Start of Records provided

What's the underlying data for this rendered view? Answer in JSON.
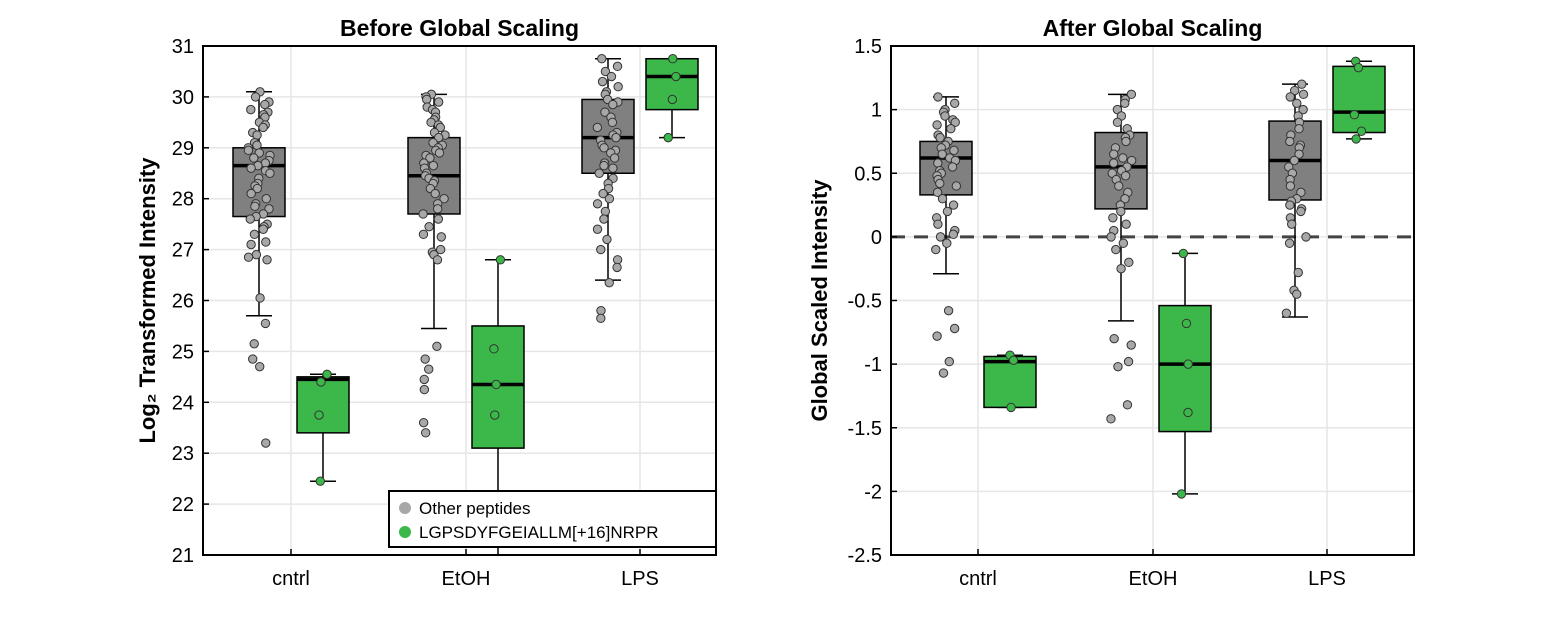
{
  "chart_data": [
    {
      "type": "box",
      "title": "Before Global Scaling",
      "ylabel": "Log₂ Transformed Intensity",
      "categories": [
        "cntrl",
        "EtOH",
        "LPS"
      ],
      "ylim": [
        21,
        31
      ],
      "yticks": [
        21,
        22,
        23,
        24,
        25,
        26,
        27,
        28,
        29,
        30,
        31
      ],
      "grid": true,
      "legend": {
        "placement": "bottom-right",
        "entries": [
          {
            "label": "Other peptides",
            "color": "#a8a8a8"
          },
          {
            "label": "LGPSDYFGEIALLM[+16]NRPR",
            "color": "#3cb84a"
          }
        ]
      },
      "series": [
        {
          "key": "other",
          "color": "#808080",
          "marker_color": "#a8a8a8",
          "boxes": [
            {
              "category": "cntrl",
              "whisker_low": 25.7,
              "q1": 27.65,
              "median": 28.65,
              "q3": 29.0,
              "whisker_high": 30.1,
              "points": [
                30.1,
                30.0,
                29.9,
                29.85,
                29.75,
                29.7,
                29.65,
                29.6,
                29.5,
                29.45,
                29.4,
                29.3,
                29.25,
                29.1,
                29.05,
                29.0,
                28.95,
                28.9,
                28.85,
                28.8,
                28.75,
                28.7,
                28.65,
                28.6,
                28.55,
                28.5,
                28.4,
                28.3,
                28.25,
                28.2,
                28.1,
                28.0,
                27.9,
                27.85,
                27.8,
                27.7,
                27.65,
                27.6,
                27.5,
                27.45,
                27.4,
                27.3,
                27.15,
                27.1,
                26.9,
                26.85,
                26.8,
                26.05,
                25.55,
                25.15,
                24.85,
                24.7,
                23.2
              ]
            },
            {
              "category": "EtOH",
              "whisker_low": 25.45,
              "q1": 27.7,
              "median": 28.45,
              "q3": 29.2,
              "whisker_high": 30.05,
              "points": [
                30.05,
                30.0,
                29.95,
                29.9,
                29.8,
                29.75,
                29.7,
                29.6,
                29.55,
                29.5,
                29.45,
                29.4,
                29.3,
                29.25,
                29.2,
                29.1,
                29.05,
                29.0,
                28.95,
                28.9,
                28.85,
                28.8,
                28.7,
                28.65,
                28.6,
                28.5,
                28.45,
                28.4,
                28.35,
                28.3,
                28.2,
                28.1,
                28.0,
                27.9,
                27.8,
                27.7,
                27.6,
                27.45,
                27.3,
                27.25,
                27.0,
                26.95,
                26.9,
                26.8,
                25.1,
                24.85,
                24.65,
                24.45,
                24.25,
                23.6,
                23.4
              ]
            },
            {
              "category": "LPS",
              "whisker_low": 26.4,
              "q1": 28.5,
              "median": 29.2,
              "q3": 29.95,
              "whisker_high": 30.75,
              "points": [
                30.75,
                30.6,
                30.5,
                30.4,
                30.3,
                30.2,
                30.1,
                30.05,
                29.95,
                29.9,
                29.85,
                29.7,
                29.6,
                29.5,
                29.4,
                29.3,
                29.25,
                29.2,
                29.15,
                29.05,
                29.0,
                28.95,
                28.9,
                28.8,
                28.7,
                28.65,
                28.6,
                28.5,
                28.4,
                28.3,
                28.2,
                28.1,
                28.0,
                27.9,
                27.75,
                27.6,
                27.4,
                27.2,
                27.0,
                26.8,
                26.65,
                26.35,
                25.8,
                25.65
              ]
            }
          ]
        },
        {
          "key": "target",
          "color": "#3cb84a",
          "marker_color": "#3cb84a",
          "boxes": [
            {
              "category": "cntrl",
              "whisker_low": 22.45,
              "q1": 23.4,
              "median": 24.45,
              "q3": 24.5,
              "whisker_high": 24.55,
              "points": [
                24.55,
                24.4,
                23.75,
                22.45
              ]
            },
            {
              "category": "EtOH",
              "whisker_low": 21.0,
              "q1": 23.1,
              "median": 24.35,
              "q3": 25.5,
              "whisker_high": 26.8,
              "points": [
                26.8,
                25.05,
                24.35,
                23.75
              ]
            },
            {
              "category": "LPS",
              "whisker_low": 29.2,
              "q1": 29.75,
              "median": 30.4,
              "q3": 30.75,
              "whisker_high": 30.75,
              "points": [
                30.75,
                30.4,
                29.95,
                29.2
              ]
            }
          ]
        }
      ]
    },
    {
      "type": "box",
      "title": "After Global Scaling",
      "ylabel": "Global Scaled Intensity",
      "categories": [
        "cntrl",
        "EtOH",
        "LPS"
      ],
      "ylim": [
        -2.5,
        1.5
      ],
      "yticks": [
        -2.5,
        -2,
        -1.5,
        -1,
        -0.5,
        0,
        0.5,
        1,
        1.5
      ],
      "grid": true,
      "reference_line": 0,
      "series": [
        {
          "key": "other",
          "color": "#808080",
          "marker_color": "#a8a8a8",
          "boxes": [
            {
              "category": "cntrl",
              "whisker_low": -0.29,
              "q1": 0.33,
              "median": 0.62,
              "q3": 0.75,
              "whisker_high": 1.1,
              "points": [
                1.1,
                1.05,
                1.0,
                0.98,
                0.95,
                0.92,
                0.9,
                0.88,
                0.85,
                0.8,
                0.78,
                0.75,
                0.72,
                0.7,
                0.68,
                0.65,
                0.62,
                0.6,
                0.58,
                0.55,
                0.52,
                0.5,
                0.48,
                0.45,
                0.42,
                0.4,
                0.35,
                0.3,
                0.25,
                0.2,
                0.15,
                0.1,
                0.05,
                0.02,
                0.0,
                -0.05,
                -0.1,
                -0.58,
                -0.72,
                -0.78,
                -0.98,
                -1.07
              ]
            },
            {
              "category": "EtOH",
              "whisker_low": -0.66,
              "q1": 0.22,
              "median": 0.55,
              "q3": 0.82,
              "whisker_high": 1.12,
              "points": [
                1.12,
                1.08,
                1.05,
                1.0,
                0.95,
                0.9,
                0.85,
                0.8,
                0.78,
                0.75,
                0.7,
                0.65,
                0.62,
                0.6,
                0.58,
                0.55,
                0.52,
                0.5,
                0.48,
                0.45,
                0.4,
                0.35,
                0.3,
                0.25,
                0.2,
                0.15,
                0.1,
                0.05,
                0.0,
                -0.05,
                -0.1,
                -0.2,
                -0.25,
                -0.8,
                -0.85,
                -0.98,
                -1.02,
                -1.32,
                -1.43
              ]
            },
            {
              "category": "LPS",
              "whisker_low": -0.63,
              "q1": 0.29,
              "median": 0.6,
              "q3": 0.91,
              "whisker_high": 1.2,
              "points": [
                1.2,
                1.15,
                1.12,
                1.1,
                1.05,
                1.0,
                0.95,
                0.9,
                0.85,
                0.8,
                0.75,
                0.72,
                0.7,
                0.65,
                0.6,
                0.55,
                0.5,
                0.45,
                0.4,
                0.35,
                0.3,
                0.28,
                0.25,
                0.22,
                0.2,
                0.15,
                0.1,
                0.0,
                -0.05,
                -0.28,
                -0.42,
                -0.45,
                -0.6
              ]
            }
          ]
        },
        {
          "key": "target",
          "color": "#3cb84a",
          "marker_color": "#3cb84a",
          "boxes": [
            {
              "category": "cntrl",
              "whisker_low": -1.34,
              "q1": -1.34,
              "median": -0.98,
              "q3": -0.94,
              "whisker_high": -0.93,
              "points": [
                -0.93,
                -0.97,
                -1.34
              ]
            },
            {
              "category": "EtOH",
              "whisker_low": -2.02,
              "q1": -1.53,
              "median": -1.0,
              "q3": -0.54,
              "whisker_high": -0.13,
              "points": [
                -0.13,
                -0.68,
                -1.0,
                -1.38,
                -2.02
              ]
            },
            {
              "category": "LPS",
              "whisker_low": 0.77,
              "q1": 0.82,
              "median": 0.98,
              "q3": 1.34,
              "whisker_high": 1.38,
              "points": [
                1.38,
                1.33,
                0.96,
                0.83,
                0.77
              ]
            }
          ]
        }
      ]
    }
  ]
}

End of Records provided

Aim of the exercise: Which lines of the listing contain the string "ylabel"? Copy every one of them.

Result of the exercise:
      "ylabel": "Log₂ Transformed Intensity",
      "ylabel": "Global Scaled Intensity",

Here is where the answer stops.